## Task description
Set out each line from the following listing that includes the word "MJoules".

## Supplied data
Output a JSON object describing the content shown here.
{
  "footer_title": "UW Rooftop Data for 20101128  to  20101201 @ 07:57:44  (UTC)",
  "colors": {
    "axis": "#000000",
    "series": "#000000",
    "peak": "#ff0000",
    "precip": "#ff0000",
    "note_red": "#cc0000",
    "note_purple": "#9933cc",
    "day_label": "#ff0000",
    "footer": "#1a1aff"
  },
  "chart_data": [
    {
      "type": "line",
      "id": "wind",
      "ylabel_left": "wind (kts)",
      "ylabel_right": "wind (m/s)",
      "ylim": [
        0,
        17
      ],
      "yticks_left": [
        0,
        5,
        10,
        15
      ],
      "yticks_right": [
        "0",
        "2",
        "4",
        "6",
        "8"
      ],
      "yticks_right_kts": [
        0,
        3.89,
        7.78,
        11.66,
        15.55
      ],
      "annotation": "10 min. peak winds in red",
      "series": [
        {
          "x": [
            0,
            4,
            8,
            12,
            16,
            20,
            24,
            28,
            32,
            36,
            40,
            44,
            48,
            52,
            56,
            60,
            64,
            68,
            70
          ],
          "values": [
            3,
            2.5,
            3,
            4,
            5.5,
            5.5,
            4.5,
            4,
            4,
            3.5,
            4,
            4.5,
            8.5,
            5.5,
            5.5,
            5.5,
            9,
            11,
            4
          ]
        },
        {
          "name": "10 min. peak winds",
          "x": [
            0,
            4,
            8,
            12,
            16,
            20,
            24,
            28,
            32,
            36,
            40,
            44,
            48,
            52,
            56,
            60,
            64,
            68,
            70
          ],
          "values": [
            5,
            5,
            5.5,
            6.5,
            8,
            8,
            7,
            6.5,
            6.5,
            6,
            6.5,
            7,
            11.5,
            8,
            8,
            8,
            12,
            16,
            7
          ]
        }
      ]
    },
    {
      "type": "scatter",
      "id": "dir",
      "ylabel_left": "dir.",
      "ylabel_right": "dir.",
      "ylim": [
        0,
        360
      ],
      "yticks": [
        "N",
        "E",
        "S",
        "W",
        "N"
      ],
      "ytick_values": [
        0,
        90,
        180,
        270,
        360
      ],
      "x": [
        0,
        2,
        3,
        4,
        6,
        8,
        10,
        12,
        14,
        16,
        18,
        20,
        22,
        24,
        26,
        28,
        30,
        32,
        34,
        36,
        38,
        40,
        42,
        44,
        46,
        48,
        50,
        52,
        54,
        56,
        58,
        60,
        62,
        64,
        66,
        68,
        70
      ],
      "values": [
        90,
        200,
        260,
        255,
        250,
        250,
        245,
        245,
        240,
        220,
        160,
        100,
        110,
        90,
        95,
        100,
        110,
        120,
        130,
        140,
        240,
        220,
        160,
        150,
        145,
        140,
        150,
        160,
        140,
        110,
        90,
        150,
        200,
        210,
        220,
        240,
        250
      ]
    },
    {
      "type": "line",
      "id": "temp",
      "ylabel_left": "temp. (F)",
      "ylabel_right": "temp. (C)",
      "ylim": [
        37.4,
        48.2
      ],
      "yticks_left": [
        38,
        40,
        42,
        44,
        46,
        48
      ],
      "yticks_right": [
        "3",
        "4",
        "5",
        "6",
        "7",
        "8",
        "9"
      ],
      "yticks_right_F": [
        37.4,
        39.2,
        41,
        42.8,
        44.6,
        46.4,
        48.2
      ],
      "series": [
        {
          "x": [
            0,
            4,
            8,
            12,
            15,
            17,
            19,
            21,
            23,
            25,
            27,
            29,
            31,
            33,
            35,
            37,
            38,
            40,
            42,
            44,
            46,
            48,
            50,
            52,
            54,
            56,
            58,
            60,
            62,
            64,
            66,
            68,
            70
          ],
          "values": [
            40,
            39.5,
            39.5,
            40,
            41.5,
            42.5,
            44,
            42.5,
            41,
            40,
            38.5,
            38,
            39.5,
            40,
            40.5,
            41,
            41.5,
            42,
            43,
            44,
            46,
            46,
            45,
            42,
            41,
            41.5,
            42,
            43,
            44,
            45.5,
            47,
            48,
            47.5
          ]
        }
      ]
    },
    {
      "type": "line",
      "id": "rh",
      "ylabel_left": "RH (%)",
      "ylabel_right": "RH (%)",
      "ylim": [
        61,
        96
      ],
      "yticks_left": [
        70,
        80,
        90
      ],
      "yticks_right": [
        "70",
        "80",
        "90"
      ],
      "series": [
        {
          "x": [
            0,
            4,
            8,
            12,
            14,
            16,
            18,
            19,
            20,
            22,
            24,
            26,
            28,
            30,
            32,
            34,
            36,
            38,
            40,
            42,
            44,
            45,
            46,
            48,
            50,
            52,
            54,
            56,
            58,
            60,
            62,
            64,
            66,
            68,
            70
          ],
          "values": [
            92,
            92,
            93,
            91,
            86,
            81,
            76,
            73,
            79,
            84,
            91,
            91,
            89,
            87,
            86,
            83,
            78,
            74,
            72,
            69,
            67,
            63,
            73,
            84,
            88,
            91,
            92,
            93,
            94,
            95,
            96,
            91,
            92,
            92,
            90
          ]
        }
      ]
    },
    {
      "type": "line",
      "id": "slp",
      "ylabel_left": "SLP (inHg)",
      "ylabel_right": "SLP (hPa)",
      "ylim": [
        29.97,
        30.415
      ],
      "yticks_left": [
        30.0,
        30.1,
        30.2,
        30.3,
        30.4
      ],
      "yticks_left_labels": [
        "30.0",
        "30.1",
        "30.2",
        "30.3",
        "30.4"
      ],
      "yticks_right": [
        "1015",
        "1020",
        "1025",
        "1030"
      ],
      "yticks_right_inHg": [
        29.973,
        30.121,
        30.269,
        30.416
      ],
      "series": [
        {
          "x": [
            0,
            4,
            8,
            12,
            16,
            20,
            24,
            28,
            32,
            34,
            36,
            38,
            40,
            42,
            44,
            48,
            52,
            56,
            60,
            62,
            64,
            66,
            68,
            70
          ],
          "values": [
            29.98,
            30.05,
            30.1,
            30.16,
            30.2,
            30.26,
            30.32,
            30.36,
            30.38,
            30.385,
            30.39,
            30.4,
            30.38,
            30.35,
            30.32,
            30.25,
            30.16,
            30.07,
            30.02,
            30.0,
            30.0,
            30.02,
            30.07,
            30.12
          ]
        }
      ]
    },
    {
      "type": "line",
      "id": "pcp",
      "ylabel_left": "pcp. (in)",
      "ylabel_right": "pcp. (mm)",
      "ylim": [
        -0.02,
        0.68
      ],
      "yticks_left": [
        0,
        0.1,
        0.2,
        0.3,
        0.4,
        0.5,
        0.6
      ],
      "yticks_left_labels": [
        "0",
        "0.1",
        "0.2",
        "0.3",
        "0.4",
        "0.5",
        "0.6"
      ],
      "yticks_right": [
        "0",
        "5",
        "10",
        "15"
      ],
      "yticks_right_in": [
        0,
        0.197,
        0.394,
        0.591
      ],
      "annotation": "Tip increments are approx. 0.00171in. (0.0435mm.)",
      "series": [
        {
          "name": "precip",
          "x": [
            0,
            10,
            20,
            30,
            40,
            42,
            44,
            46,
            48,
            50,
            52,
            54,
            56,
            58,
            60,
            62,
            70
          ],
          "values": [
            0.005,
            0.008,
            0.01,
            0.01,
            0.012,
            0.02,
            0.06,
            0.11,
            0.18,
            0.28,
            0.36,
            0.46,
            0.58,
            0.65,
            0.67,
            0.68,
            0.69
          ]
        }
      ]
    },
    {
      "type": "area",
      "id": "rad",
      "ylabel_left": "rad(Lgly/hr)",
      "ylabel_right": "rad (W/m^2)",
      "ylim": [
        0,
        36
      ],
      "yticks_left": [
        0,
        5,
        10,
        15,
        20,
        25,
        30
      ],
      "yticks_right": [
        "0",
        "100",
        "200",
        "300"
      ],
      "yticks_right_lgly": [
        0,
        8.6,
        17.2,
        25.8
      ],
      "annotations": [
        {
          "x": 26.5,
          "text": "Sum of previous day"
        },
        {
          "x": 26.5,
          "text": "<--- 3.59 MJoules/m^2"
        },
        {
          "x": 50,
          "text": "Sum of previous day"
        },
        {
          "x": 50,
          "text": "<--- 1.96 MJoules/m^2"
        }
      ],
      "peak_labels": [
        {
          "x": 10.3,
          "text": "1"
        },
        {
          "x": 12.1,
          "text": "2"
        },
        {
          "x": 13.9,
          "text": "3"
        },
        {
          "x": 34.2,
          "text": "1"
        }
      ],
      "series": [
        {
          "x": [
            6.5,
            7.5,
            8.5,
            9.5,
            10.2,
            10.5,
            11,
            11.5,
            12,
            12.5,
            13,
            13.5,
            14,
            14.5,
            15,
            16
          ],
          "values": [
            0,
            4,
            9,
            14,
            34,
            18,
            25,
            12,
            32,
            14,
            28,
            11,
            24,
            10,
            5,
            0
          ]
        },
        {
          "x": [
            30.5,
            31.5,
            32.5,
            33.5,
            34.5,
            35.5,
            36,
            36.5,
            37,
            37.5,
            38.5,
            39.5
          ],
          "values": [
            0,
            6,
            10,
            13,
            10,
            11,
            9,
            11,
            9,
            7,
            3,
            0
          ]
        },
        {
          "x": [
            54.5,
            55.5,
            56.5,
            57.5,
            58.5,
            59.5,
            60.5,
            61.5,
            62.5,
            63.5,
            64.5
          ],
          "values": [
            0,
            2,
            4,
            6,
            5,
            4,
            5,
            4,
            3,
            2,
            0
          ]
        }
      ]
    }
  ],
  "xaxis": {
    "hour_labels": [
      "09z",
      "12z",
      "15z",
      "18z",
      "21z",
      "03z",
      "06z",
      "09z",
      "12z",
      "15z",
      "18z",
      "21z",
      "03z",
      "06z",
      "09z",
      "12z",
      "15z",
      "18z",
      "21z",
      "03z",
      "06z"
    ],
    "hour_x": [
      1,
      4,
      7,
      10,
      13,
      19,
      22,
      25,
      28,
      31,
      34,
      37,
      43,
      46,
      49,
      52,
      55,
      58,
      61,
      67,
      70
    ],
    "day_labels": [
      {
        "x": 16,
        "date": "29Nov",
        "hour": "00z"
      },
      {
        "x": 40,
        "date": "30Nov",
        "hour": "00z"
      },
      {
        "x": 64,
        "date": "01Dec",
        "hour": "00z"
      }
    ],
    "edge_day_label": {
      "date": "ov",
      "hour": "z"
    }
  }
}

## Worked solution
          "text": "<--- 3.59 MJoules/m^2"
          "text": "<--- 1.96 MJoules/m^2"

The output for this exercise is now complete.